[Objective]
Repeat the listing exactly as given, omitting every image.

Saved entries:
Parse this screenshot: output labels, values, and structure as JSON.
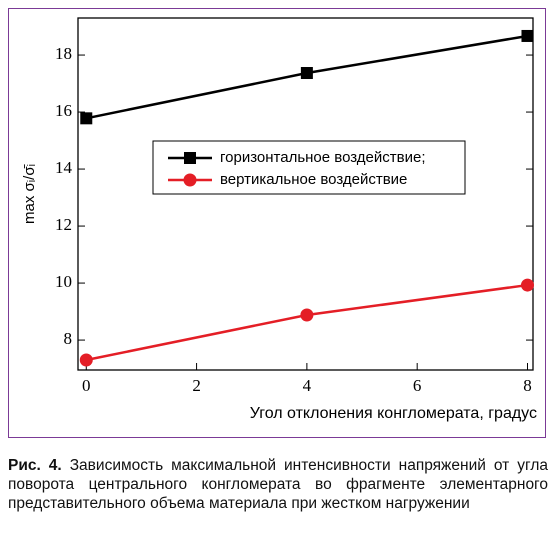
{
  "chart_data": {
    "type": "line",
    "x_label": "Угол отклонения конгломерата, градус",
    "y_label": "max σᵢ/σ̄ᵢ",
    "xlim": [
      -0.15,
      8.1
    ],
    "xticks": [
      0,
      2,
      4,
      6,
      8
    ],
    "ylim": [
      6.95,
      19.3
    ],
    "yticks": [
      8,
      10,
      12,
      14,
      16,
      18
    ],
    "legend_position": "upper center",
    "series": [
      {
        "name": "горизонтальное воздействие;",
        "color": "#000000",
        "marker": "square",
        "x": [
          0,
          4,
          8
        ],
        "values": [
          15.78,
          17.37,
          18.67
        ]
      },
      {
        "name": "вертикальное воздействие",
        "color": "#e41e26",
        "marker": "circle",
        "x": [
          0,
          4,
          8
        ],
        "values": [
          7.3,
          8.88,
          9.93
        ]
      }
    ]
  },
  "caption": {
    "label": "Рис. 4.",
    "text": "Зависимость максимальной интенсивности напряжений от угла поворота центрального конгломерата во фрагменте элементарного представительного объема материала при жестком нагружении"
  }
}
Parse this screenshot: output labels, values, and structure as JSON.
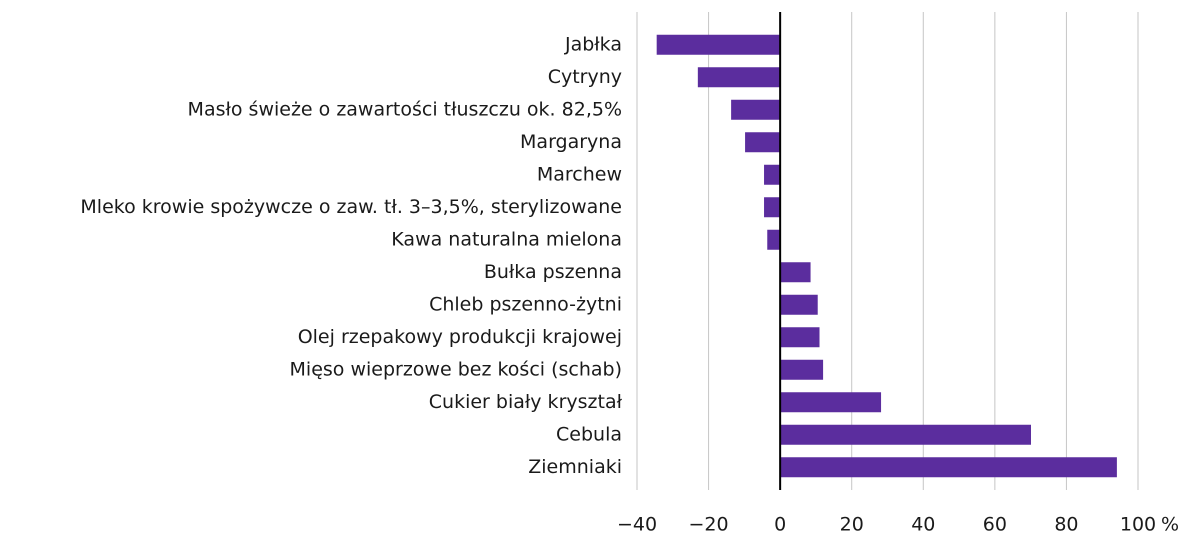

[Result of the task]
Parse this screenshot: output labels, values, and structure as JSON.
{
  "chart_data": {
    "type": "line",
    "x_label": "Угол отклонения конгломерата, градус",
    "y_label": "max σᵢ/σ̄ᵢ",
    "xlim": [
      -0.15,
      8.1
    ],
    "xticks": [
      0,
      2,
      4,
      6,
      8
    ],
    "ylim": [
      6.95,
      19.3
    ],
    "yticks": [
      8,
      10,
      12,
      14,
      16,
      18
    ],
    "legend_position": "upper center",
    "series": [
      {
        "name": "горизонтальное воздействие;",
        "color": "#000000",
        "marker": "square",
        "x": [
          0,
          4,
          8
        ],
        "values": [
          15.78,
          17.37,
          18.67
        ]
      },
      {
        "name": "вертикальное воздействие",
        "color": "#e41e26",
        "marker": "circle",
        "x": [
          0,
          4,
          8
        ],
        "values": [
          7.3,
          8.88,
          9.93
        ]
      }
    ]
  },
  "caption": {
    "label": "Рис. 4.",
    "text": "Зависимость максимальной интенсивности напряжений от угла поворота центрального конгломерата во фрагменте элементарного представительного объема материала при жестком нагружении"
  }
}
Parse this screenshot: output labels, values, and structure as JSON.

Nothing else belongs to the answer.